# 出典本文:

要約
- Rustで開発している上で所有権が渡せなくて困るときに、可変参照を取れるなら安全に回避するすべがある。
- でもライブラリを作るときは使えなかった所有権を返すようなAPIが望ましい。
所有権で困る
Rustで開発していると所有権で困ることがあります。
自分は外部crateを使っているときに所有権を要求されて渡せなくて困りました。
clap-serdeなるライブラリを書いてたときにあたった問題として、
- clapは
Command::mut_argでCommandの所有権を要求される。(引数が&mut selfでなくてselfである) - serdeは
de::SeqAccess::next_element_seedではseedに所有権を渡すが残りがないと帰って来ない。- 残りがあれば渡した構造体が帰ってくるのでそのままそっちのリソースを握ればいいが、なければ
Option::Noneが帰ってしまう。
- 残りがあれば渡した構造体が帰ってくるのでそのままそっちのリソースを握ればいいが、なければ
let seed = Seed::new();
loop {
let new_seed : Option<Seed> = seq.next_element_seed(seed)?;
// このあとseedにnew_seedを入れて更新したいが、
// OptionなのでNoneのときにもとのデータが消えてしまう
}
seed//返り値
- Seedに
Commandをラップしたものを渡してデシリアライズ中にmut_argに所有権を渡したいが残りがない状態で渡してしまうと、Command自体の所有権が消えてしまう。
このようになり、Command::mut_argに所有権を渡せなくなってしまいました。
安全な対処法
今回は所有権自体は渡す手前まで保持しているので簡単に解決できます。
mem::takeを使います。
可変参照として渡してやればtakeして所有権を持った状態にできます。
もちろんその後そこに返してあげないといけませんが。
//渡すとき
let new_seed : Option<()> = seq.next_element_seed(&mut seed)?;
//受け取るとき
let value = std::mem::take(seed);//takeで中身を奪って所有権を得る。

# 課題 1:
Rustの所有権に関する記事で名前が挙げられているライブラリ(crate)をすべて書き出してください。
# 課題 2:
Rustの所有権に関する記事を、最後に示された行の続きから書き継いでください。
エントリはこの作業には一切関わりません。

# データ集から取ったエントリ:

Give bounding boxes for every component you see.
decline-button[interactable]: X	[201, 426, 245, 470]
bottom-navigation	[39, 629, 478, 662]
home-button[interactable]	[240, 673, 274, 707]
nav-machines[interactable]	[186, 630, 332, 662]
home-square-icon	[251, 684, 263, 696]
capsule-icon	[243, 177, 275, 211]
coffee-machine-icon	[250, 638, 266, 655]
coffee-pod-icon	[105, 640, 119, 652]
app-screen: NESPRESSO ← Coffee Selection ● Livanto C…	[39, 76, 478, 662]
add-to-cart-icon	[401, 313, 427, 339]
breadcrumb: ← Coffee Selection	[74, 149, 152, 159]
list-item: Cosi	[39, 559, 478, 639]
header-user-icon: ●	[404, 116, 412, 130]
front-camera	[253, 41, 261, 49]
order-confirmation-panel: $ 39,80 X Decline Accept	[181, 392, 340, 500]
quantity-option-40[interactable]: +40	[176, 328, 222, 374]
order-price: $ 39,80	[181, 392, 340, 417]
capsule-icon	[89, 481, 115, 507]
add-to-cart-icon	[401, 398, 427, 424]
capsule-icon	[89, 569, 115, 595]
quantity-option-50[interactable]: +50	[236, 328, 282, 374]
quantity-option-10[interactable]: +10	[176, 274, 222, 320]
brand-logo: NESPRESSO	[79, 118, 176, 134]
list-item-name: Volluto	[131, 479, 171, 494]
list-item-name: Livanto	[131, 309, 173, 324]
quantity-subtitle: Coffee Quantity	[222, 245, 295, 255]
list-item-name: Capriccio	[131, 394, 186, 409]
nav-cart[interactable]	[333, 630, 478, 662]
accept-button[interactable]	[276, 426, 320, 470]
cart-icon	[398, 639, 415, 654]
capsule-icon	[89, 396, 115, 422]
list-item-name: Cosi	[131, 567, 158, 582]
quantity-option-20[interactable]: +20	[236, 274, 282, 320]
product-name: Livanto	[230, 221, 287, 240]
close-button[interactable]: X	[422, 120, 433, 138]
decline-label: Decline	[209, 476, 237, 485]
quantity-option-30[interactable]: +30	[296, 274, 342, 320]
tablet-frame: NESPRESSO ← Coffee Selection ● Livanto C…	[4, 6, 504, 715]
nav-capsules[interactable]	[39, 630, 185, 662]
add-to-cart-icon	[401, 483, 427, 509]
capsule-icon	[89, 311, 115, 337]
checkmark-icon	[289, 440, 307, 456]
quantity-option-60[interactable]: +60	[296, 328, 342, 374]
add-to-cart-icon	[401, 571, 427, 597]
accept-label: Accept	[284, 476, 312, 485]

# 解答 1:
clap-serde、clap、serde

# 解答 2:
let value_2 = value.func_take_resource();//所有権を奪って新しく返すような関数
*seed = value_2;//中身を返す
このようにしてもshared xor mutexのおかげでどこかでDefaultを入れただけのseedにアクセスされることはないことが保証されています。
mem::takeは型がDefaultであることを要求していて、つまり代わりにDefault値が入ります。
例えばDefaultが実装されていなかったりdefault関数が重かったりするときはOption::takeを代わりに使えます。自分はこちらを使いました。ただこちらの場合Optionのハンドリングが余計に必要です。
理想的な解決法
今回は外部クレートを使っている関係で上のような実装になりましたが、理想としては所有権を奪ったリソースを使わなかったら返すほうがいいです。
例えばOnceCell::setのように失敗したときにResult<(),T>でErrとしてもとのリソースを所有権付きで返したり、SyncSender::try_sendのようにエラーの中にもとのリソースを保持した状態で返すなどのことをしてあげるといいです。
//serdeも以下のように定義してあれば問題なかった。
fn next_element_seed<T>(
&mut self,
seed: T
) -> Result<Result<T::Value, T>, Self::Error>
//けど現実は Result<Option<T::Value>, Self::Error>
このように所有権を消費しようとして失敗したときに返す型はOptionではなくResultにしましょう。